§ **Written problem**
Output the material below in its entirety, exactly as given.

-- START OF Stored data --

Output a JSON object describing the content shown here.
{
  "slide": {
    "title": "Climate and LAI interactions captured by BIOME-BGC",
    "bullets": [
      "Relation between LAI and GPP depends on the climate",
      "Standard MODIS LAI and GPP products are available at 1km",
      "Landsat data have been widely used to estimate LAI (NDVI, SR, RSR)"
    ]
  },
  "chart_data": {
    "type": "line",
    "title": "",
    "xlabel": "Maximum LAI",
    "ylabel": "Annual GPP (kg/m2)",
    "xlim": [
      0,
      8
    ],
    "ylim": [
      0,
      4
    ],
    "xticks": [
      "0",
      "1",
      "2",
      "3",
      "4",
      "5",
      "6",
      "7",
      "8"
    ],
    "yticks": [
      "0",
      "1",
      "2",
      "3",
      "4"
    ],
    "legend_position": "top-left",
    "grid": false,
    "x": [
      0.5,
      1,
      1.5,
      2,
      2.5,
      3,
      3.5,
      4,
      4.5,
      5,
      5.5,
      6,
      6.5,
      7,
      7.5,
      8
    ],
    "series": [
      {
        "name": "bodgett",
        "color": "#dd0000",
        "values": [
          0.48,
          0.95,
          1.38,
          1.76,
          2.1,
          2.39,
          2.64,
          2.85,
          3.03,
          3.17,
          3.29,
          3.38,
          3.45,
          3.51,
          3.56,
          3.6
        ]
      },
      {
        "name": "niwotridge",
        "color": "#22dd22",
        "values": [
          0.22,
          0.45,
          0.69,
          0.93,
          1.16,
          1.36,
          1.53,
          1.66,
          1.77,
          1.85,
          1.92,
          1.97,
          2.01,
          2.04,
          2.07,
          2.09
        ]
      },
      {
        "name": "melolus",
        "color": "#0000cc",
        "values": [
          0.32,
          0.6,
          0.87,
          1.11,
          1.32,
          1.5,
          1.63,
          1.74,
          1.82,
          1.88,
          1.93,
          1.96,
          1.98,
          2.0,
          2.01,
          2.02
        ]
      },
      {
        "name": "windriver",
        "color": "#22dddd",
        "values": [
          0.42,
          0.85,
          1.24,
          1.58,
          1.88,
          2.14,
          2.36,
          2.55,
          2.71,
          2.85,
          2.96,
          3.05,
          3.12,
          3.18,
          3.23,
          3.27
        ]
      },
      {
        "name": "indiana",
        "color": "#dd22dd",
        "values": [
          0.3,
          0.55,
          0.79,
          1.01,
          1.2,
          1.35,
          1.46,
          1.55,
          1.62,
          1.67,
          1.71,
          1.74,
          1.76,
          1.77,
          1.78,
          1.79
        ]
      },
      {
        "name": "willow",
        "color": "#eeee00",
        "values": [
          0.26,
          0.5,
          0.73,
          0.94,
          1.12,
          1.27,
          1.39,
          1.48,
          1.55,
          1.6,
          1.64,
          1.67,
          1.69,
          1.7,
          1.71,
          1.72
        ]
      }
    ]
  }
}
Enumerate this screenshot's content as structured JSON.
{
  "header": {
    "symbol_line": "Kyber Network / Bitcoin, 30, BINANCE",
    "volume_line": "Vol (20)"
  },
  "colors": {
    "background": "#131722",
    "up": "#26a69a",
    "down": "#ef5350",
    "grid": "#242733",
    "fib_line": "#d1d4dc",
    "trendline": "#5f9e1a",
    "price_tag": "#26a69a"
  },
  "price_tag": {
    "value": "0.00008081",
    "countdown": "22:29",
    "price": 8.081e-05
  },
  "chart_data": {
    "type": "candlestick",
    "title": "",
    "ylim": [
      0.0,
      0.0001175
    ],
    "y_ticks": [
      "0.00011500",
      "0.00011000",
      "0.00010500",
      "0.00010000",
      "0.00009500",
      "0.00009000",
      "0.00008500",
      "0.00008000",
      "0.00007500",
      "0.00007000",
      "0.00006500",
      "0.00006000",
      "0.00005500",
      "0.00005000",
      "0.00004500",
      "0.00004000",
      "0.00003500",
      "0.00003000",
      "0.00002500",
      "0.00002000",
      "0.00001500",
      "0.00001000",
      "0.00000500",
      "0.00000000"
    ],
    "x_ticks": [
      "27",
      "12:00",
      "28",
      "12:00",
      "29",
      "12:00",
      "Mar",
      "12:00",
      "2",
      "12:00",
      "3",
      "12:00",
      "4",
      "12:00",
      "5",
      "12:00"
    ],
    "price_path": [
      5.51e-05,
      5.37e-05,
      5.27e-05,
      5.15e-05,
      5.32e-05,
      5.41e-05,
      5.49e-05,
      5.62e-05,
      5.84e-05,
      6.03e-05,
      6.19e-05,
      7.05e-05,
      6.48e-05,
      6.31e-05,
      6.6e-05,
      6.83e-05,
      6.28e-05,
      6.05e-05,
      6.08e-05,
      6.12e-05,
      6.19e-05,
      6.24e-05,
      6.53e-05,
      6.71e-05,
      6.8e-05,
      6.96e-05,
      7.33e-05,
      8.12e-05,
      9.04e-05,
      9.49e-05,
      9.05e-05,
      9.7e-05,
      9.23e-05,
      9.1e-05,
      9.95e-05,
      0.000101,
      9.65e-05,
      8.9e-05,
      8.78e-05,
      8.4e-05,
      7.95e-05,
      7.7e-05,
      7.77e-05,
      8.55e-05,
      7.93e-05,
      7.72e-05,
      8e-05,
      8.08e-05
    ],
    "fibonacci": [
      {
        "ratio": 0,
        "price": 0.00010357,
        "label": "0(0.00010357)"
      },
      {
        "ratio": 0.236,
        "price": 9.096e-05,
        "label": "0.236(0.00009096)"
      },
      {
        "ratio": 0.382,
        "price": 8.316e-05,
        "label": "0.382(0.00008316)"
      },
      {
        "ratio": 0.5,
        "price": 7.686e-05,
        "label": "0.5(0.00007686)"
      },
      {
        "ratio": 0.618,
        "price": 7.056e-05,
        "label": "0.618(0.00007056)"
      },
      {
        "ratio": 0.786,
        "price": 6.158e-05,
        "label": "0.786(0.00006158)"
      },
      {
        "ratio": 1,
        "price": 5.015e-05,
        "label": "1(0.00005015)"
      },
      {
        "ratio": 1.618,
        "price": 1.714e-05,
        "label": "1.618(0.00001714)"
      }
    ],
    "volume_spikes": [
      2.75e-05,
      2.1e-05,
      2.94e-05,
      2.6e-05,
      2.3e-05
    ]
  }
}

-- END OF Stored data --

§ **The answer**
Output a JSON object describing the content shown here.
{
  "slide": {
    "title": "Climate and LAI interactions captured by BIOME-BGC",
    "bullets": [
      "Relation between LAI and GPP depends on the climate",
      "Standard MODIS LAI and GPP products are available at 1km",
      "Landsat data have been widely used to estimate LAI (NDVI, SR, RSR)"
    ]
  },
  "chart_data": {
    "type": "line",
    "title": "",
    "xlabel": "Maximum LAI",
    "ylabel": "Annual GPP (kg/m2)",
    "xlim": [
      0,
      8
    ],
    "ylim": [
      0,
      4
    ],
    "xticks": [
      "0",
      "1",
      "2",
      "3",
      "4",
      "5",
      "6",
      "7",
      "8"
    ],
    "yticks": [
      "0",
      "1",
      "2",
      "3",
      "4"
    ],
    "legend_position": "top-left",
    "grid": false,
    "x": [
      0.5,
      1,
      1.5,
      2,
      2.5,
      3,
      3.5,
      4,
      4.5,
      5,
      5.5,
      6,
      6.5,
      7,
      7.5,
      8
    ],
    "series": [
      {
        "name": "bodgett",
        "color": "#dd0000",
        "values": [
          0.48,
          0.95,
          1.38,
          1.76,
          2.1,
          2.39,
          2.64,
          2.85,
          3.03,
          3.17,
          3.29,
          3.38,
          3.45,
          3.51,
          3.56,
          3.6
        ]
      },
      {
        "name": "niwotridge",
        "color": "#22dd22",
        "values": [
          0.22,
          0.45,
          0.69,
          0.93,
          1.16,
          1.36,
          1.53,
          1.66,
          1.77,
          1.85,
          1.92,
          1.97,
          2.01,
          2.04,
          2.07,
          2.09
        ]
      },
      {
        "name": "melolus",
        "color": "#0000cc",
        "values": [
          0.32,
          0.6,
          0.87,
          1.11,
          1.32,
          1.5,
          1.63,
          1.74,
          1.82,
          1.88,
          1.93,
          1.96,
          1.98,
          2.0,
          2.01,
          2.02
        ]
      },
      {
        "name": "windriver",
        "color": "#22dddd",
        "values": [
          0.42,
          0.85,
          1.24,
          1.58,
          1.88,
          2.14,
          2.36,
          2.55,
          2.71,
          2.85,
          2.96,
          3.05,
          3.12,
          3.18,
          3.23,
          3.27
        ]
      },
      {
        "name": "indiana",
        "color": "#dd22dd",
        "values": [
          0.3,
          0.55,
          0.79,
          1.01,
          1.2,
          1.35,
          1.46,
          1.55,
          1.62,
          1.67,
          1.71,
          1.74,
          1.76,
          1.77,
          1.78,
          1.79
        ]
      },
      {
        "name": "willow",
        "color": "#eeee00",
        "values": [
          0.26,
          0.5,
          0.73,
          0.94,
          1.12,
          1.27,
          1.39,
          1.48,
          1.55,
          1.6,
          1.64,
          1.67,
          1.69,
          1.7,
          1.71,
          1.72
        ]
      }
    ]
  }
}
Enumerate this screenshot's content as structured JSON.
{
  "header": {
    "symbol_line": "Kyber Network / Bitcoin, 30, BINANCE",
    "volume_line": "Vol (20)"
  },
  "colors": {
    "background": "#131722",
    "up": "#26a69a",
    "down": "#ef5350",
    "grid": "#242733",
    "fib_line": "#d1d4dc",
    "trendline": "#5f9e1a",
    "price_tag": "#26a69a"
  },
  "price_tag": {
    "value": "0.00008081",
    "countdown": "22:29",
    "price": 8.081e-05
  },
  "chart_data": {
    "type": "candlestick",
    "title": "",
    "ylim": [
      0.0,
      0.0001175
    ],
    "y_ticks": [
      "0.00011500",
      "0.00011000",
      "0.00010500",
      "0.00010000",
      "0.00009500",
      "0.00009000",
      "0.00008500",
      "0.00008000",
      "0.00007500",
      "0.00007000",
      "0.00006500",
      "0.00006000",
      "0.00005500",
      "0.00005000",
      "0.00004500",
      "0.00004000",
      "0.00003500",
      "0.00003000",
      "0.00002500",
      "0.00002000",
      "0.00001500",
      "0.00001000",
      "0.00000500",
      "0.00000000"
    ],
    "x_ticks": [
      "27",
      "12:00",
      "28",
      "12:00",
      "29",
      "12:00",
      "Mar",
      "12:00",
      "2",
      "12:00",
      "3",
      "12:00",
      "4",
      "12:00",
      "5",
      "12:00"
    ],
    "price_path": [
      5.51e-05,
      5.37e-05,
      5.27e-05,
      5.15e-05,
      5.32e-05,
      5.41e-05,
      5.49e-05,
      5.62e-05,
      5.84e-05,
      6.03e-05,
      6.19e-05,
      7.05e-05,
      6.48e-05,
      6.31e-05,
      6.6e-05,
      6.83e-05,
      6.28e-05,
      6.05e-05,
      6.08e-05,
      6.12e-05,
      6.19e-05,
      6.24e-05,
      6.53e-05,
      6.71e-05,
      6.8e-05,
      6.96e-05,
      7.33e-05,
      8.12e-05,
      9.04e-05,
      9.49e-05,
      9.05e-05,
      9.7e-05,
      9.23e-05,
      9.1e-05,
      9.95e-05,
      0.000101,
      9.65e-05,
      8.9e-05,
      8.78e-05,
      8.4e-05,
      7.95e-05,
      7.7e-05,
      7.77e-05,
      8.55e-05,
      7.93e-05,
      7.72e-05,
      8e-05,
      8.08e-05
    ],
    "fibonacci": [
      {
        "ratio": 0,
        "price": 0.00010357,
        "label": "0(0.00010357)"
      },
      {
        "ratio": 0.236,
        "price": 9.096e-05,
        "label": "0.236(0.00009096)"
      },
      {
        "ratio": 0.382,
        "price": 8.316e-05,
        "label": "0.382(0.00008316)"
      },
      {
        "ratio": 0.5,
        "price": 7.686e-05,
        "label": "0.5(0.00007686)"
      },
      {
        "ratio": 0.618,
        "price": 7.056e-05,
        "label": "0.618(0.00007056)"
      },
      {
        "ratio": 0.786,
        "price": 6.158e-05,
        "label": "0.786(0.00006158)"
      },
      {
        "ratio": 1,
        "price": 5.015e-05,
        "label": "1(0.00005015)"
      },
      {
        "ratio": 1.618,
        "price": 1.714e-05,
        "label": "1.618(0.00001714)"
      }
    ],
    "volume_spikes": [
      2.75e-05,
      2.1e-05,
      2.94e-05,
      2.6e-05,
      2.3e-05
    ]
  }
}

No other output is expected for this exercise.